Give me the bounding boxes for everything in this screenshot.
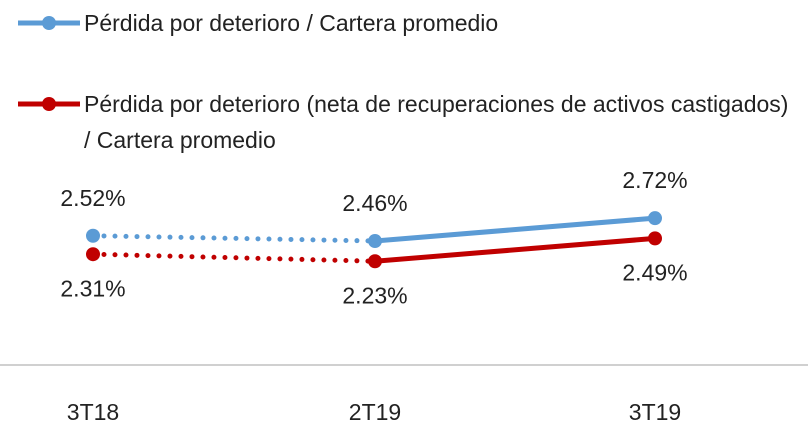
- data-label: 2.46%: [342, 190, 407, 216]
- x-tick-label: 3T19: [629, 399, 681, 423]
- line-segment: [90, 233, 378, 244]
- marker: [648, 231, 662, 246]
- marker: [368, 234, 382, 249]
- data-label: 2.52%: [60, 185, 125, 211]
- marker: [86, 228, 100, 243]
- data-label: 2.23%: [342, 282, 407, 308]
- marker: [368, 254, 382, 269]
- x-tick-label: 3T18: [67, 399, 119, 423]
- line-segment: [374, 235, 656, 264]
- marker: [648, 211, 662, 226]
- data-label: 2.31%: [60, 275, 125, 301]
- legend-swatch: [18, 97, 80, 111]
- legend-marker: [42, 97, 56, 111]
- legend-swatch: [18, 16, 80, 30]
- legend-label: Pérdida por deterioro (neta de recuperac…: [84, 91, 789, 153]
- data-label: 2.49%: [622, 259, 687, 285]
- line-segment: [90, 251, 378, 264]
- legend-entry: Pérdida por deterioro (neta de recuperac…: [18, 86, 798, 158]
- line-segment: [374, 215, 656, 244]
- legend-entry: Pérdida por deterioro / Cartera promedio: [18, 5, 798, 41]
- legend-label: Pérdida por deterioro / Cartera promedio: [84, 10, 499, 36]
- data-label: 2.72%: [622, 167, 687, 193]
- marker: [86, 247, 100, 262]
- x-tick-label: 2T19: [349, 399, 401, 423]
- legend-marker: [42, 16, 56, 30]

* * * * *

■ GIVEN PROBLEM ■
Can you transcribe, character for character, the lines from the one containing "- data-label: 2.46%: [342, 190, 407, 216]" through the final line of the items, with both of those lines included?

■ THE SOLUTION ■
- data-label: 2.46%: [342, 190, 407, 216]
- x-tick-label: 3T19: [629, 399, 681, 423]
- line-segment: [90, 233, 378, 244]
- marker: [648, 231, 662, 246]
- marker: [368, 234, 382, 249]
- data-label: 2.52%: [60, 185, 125, 211]
- marker: [86, 228, 100, 243]
- data-label: 2.23%: [342, 282, 407, 308]
- marker: [368, 254, 382, 269]
- x-tick-label: 3T18: [67, 399, 119, 423]
- line-segment: [374, 235, 656, 264]
- marker: [648, 211, 662, 226]
- data-label: 2.31%: [60, 275, 125, 301]
- legend-swatch: [18, 97, 80, 111]
- legend-marker: [42, 97, 56, 111]
- legend-swatch: [18, 16, 80, 30]
- legend-label: Pérdida por deterioro (neta de recuperac…: [84, 91, 789, 153]
- data-label: 2.49%: [622, 259, 687, 285]
- line-segment: [90, 251, 378, 264]
- legend-entry: Pérdida por deterioro (neta de recuperac…: [18, 86, 798, 158]
- line-segment: [374, 215, 656, 244]
- legend-entry: Pérdida por deterioro / Cartera promedio: [18, 5, 798, 41]
- legend-label: Pérdida por deterioro / Cartera promedio: [84, 10, 499, 36]
- data-label: 2.72%: [622, 167, 687, 193]
- marker: [86, 247, 100, 262]
- x-tick-label: 2T19: [349, 399, 401, 423]
- legend-marker: [42, 16, 56, 30]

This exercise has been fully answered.